STATED EXERCISE — Return all of the entries exactly as written.

----

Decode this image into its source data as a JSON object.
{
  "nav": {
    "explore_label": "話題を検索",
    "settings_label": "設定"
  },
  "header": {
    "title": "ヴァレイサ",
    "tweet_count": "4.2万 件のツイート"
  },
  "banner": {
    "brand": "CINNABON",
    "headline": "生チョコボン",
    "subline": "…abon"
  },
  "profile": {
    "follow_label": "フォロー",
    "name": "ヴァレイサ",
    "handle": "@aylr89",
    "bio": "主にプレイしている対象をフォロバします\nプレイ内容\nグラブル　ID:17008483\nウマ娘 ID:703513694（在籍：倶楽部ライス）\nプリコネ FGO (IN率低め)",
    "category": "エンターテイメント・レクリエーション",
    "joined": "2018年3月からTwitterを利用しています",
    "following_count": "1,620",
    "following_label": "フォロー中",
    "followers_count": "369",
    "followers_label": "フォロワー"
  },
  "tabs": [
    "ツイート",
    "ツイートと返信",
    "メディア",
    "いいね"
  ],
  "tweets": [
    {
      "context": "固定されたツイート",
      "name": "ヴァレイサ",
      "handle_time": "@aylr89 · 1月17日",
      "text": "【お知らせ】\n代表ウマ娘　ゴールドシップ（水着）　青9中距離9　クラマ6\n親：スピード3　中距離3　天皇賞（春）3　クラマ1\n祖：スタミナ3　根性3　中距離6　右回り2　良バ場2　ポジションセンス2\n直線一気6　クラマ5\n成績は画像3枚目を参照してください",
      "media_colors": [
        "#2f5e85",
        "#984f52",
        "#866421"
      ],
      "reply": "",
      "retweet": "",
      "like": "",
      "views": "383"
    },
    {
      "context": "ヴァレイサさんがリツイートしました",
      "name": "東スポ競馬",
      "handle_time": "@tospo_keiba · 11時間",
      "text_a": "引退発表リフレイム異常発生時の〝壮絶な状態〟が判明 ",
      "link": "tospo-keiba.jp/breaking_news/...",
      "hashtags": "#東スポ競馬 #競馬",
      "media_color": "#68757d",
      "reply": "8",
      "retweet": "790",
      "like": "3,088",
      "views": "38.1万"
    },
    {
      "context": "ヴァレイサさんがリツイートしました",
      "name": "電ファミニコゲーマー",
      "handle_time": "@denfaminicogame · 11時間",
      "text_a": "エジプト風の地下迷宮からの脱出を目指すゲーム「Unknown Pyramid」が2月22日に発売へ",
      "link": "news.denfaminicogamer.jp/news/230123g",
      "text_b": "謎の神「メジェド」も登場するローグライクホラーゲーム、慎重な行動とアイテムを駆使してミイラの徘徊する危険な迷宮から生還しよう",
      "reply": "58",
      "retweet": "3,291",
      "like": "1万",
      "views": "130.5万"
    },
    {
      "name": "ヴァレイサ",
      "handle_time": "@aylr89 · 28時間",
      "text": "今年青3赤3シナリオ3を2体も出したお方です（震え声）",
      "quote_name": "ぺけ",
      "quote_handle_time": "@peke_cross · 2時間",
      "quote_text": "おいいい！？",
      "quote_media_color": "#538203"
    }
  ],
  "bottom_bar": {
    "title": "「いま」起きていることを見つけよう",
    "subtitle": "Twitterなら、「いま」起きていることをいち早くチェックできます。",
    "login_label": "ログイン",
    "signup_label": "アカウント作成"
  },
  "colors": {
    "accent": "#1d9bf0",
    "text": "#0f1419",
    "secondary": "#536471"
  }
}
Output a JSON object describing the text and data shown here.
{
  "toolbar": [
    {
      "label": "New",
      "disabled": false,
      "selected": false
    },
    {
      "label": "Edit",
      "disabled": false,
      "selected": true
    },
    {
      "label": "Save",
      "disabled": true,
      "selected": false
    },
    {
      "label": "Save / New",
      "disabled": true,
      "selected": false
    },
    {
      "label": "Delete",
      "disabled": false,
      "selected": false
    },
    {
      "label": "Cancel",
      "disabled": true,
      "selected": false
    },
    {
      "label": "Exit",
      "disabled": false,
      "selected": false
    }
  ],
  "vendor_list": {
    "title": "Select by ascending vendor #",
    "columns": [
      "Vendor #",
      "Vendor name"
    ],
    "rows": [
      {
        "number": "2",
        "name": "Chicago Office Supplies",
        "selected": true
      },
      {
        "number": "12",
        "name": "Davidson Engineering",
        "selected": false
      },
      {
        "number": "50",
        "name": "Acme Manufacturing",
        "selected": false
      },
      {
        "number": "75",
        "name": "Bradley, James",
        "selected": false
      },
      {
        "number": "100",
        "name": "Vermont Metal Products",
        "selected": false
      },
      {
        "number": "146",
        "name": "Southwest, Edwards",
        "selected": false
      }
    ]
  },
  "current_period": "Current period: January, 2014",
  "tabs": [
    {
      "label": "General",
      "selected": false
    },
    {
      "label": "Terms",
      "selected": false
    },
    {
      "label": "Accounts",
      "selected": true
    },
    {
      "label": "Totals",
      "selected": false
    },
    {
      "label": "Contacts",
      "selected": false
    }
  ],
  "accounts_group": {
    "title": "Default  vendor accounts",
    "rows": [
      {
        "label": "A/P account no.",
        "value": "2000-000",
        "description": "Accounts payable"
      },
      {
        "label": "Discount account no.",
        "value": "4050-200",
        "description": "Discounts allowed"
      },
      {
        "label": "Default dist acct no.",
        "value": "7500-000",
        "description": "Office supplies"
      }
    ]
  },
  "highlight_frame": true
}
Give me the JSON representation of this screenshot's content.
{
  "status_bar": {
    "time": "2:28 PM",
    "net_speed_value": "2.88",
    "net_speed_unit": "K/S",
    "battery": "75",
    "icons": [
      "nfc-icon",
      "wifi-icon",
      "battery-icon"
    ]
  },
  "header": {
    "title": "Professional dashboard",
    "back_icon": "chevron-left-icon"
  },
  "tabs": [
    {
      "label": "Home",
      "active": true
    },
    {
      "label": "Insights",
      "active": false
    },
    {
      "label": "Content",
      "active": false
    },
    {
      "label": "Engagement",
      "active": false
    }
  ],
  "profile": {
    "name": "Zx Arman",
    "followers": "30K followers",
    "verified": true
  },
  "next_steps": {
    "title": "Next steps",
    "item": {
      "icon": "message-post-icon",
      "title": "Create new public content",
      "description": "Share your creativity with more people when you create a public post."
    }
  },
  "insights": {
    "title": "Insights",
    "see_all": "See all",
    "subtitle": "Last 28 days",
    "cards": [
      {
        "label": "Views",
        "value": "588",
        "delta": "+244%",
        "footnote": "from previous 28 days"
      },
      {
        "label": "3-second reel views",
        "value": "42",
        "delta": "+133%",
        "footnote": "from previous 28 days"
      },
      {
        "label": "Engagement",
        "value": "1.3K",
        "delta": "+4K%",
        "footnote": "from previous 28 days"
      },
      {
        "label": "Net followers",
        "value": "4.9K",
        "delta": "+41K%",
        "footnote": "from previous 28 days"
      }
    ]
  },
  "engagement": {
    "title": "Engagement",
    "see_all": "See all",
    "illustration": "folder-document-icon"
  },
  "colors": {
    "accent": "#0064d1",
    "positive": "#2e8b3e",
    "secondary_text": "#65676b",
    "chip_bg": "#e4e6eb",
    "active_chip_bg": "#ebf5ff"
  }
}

----

PROBLEM SOLUTION —
Decode this image into its source data as a JSON object.
{
  "nav": {
    "explore_label": "話題を検索",
    "settings_label": "設定"
  },
  "header": {
    "title": "ヴァレイサ",
    "tweet_count": "4.2万 件のツイート"
  },
  "banner": {
    "brand": "CINNABON",
    "headline": "生チョコボン",
    "subline": "…abon"
  },
  "profile": {
    "follow_label": "フォロー",
    "name": "ヴァレイサ",
    "handle": "@aylr89",
    "bio": "主にプレイしている対象をフォロバします\nプレイ内容\nグラブル　ID:17008483\nウマ娘 ID:703513694（在籍：倶楽部ライス）\nプリコネ FGO (IN率低め)",
    "category": "エンターテイメント・レクリエーション",
    "joined": "2018年3月からTwitterを利用しています",
    "following_count": "1,620",
    "following_label": "フォロー中",
    "followers_count": "369",
    "followers_label": "フォロワー"
  },
  "tabs": [
    "ツイート",
    "ツイートと返信",
    "メディア",
    "いいね"
  ],
  "tweets": [
    {
      "context": "固定されたツイート",
      "name": "ヴァレイサ",
      "handle_time": "@aylr89 · 1月17日",
      "text": "【お知らせ】\n代表ウマ娘　ゴールドシップ（水着）　青9中距離9　クラマ6\n親：スピード3　中距離3　天皇賞（春）3　クラマ1\n祖：スタミナ3　根性3　中距離6　右回り2　良バ場2　ポジションセンス2\n直線一気6　クラマ5\n成績は画像3枚目を参照してください",
      "media_colors": [
        "#2f5e85",
        "#984f52",
        "#866421"
      ],
      "reply": "",
      "retweet": "",
      "like": "",
      "views": "383"
    },
    {
      "context": "ヴァレイサさんがリツイートしました",
      "name": "東スポ競馬",
      "handle_time": "@tospo_keiba · 11時間",
      "text_a": "引退発表リフレイム異常発生時の〝壮絶な状態〟が判明 ",
      "link": "tospo-keiba.jp/breaking_news/...",
      "hashtags": "#東スポ競馬 #競馬",
      "media_color": "#68757d",
      "reply": "8",
      "retweet": "790",
      "like": "3,088",
      "views": "38.1万"
    },
    {
      "context": "ヴァレイサさんがリツイートしました",
      "name": "電ファミニコゲーマー",
      "handle_time": "@denfaminicogame · 11時間",
      "text_a": "エジプト風の地下迷宮からの脱出を目指すゲーム「Unknown Pyramid」が2月22日に発売へ",
      "link": "news.denfaminicogamer.jp/news/230123g",
      "text_b": "謎の神「メジェド」も登場するローグライクホラーゲーム、慎重な行動とアイテムを駆使してミイラの徘徊する危険な迷宮から生還しよう",
      "reply": "58",
      "retweet": "3,291",
      "like": "1万",
      "views": "130.5万"
    },
    {
      "name": "ヴァレイサ",
      "handle_time": "@aylr89 · 28時間",
      "text": "今年青3赤3シナリオ3を2体も出したお方です（震え声）",
      "quote_name": "ぺけ",
      "quote_handle_time": "@peke_cross · 2時間",
      "quote_text": "おいいい！？",
      "quote_media_color": "#538203"
    }
  ],
  "bottom_bar": {
    "title": "「いま」起きていることを見つけよう",
    "subtitle": "Twitterなら、「いま」起きていることをいち早くチェックできます。",
    "login_label": "ログイン",
    "signup_label": "アカウント作成"
  },
  "colors": {
    "accent": "#1d9bf0",
    "text": "#0f1419",
    "secondary": "#536471"
  }
}
Output a JSON object describing the text and data shown here.
{
  "toolbar": [
    {
      "label": "New",
      "disabled": false,
      "selected": false
    },
    {
      "label": "Edit",
      "disabled": false,
      "selected": true
    },
    {
      "label": "Save",
      "disabled": true,
      "selected": false
    },
    {
      "label": "Save / New",
      "disabled": true,
      "selected": false
    },
    {
      "label": "Delete",
      "disabled": false,
      "selected": false
    },
    {
      "label": "Cancel",
      "disabled": true,
      "selected": false
    },
    {
      "label": "Exit",
      "disabled": false,
      "selected": false
    }
  ],
  "vendor_list": {
    "title": "Select by ascending vendor #",
    "columns": [
      "Vendor #",
      "Vendor name"
    ],
    "rows": [
      {
        "number": "2",
        "name": "Chicago Office Supplies",
        "selected": true
      },
      {
        "number": "12",
        "name": "Davidson Engineering",
        "selected": false
      },
      {
        "number": "50",
        "name": "Acme Manufacturing",
        "selected": false
      },
      {
        "number": "75",
        "name": "Bradley, James",
        "selected": false
      },
      {
        "number": "100",
        "name": "Vermont Metal Products",
        "selected": false
      },
      {
        "number": "146",
        "name": "Southwest, Edwards",
        "selected": false
      }
    ]
  },
  "current_period": "Current period: January, 2014",
  "tabs": [
    {
      "label": "General",
      "selected": false
    },
    {
      "label": "Terms",
      "selected": false
    },
    {
      "label": "Accounts",
      "selected": true
    },
    {
      "label": "Totals",
      "selected": false
    },
    {
      "label": "Contacts",
      "selected": false
    }
  ],
  "accounts_group": {
    "title": "Default  vendor accounts",
    "rows": [
      {
        "label": "A/P account no.",
        "value": "2000-000",
        "description": "Accounts payable"
      },
      {
        "label": "Discount account no.",
        "value": "4050-200",
        "description": "Discounts allowed"
      },
      {
        "label": "Default dist acct no.",
        "value": "7500-000",
        "description": "Office supplies"
      }
    ]
  },
  "highlight_frame": true
}
Give me the JSON representation of this screenshot's content.
{
  "status_bar": {
    "time": "2:28 PM",
    "net_speed_value": "2.88",
    "net_speed_unit": "K/S",
    "battery": "75",
    "icons": [
      "nfc-icon",
      "wifi-icon",
      "battery-icon"
    ]
  },
  "header": {
    "title": "Professional dashboard",
    "back_icon": "chevron-left-icon"
  },
  "tabs": [
    {
      "label": "Home",
      "active": true
    },
    {
      "label": "Insights",
      "active": false
    },
    {
      "label": "Content",
      "active": false
    },
    {
      "label": "Engagement",
      "active": false
    }
  ],
  "profile": {
    "name": "Zx Arman",
    "followers": "30K followers",
    "verified": true
  },
  "next_steps": {
    "title": "Next steps",
    "item": {
      "icon": "message-post-icon",
      "title": "Create new public content",
      "description": "Share your creativity with more people when you create a public post."
    }
  },
  "insights": {
    "title": "Insights",
    "see_all": "See all",
    "subtitle": "Last 28 days",
    "cards": [
      {
        "label": "Views",
        "value": "588",
        "delta": "+244%",
        "footnote": "from previous 28 days"
      },
      {
        "label": "3-second reel views",
        "value": "42",
        "delta": "+133%",
        "footnote": "from previous 28 days"
      },
      {
        "label": "Engagement",
        "value": "1.3K",
        "delta": "+4K%",
        "footnote": "from previous 28 days"
      },
      {
        "label": "Net followers",
        "value": "4.9K",
        "delta": "+41K%",
        "footnote": "from previous 28 days"
      }
    ]
  },
  "engagement": {
    "title": "Engagement",
    "see_all": "See all",
    "illustration": "folder-document-icon"
  },
  "colors": {
    "accent": "#0064d1",
    "positive": "#2e8b3e",
    "secondary_text": "#65676b",
    "chip_bg": "#e4e6eb",
    "active_chip_bg": "#ebf5ff"
  }
}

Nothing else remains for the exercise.